What you need to do: Extract every line that contains the word "Dodds".

Provided data:
----

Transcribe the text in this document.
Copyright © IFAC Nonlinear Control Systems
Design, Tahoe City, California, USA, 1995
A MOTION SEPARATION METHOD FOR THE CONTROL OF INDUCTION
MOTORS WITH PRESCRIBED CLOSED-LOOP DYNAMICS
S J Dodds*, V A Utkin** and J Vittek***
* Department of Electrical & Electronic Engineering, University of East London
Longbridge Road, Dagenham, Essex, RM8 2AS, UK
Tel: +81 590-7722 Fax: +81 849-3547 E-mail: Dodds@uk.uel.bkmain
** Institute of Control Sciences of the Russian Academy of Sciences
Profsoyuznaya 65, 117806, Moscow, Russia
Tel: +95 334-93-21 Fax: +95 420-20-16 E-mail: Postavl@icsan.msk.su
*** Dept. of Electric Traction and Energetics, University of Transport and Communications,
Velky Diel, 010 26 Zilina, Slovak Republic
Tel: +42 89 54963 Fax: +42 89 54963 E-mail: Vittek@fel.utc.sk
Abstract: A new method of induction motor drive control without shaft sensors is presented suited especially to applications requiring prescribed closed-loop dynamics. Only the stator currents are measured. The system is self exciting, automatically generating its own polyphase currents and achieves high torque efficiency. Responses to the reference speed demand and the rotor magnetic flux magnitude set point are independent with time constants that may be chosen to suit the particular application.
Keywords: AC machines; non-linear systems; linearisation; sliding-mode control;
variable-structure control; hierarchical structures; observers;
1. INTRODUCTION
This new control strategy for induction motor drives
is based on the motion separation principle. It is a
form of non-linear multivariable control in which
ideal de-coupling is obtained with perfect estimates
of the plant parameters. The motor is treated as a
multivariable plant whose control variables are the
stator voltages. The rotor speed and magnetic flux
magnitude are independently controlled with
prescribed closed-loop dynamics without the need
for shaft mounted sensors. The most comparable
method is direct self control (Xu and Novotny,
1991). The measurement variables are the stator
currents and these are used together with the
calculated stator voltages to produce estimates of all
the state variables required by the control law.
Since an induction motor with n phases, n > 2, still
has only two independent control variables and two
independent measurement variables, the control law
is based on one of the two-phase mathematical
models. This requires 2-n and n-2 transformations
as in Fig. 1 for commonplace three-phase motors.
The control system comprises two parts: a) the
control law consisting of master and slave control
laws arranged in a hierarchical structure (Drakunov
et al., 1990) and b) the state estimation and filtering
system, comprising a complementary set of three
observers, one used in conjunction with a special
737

----

Answer in full:
S J Dodds*, V A Utkin** and J Vittek***
Tel: +81 590-7722 Fax: +81 849-3547 E-mail: Dodds@uk.uel.bkmain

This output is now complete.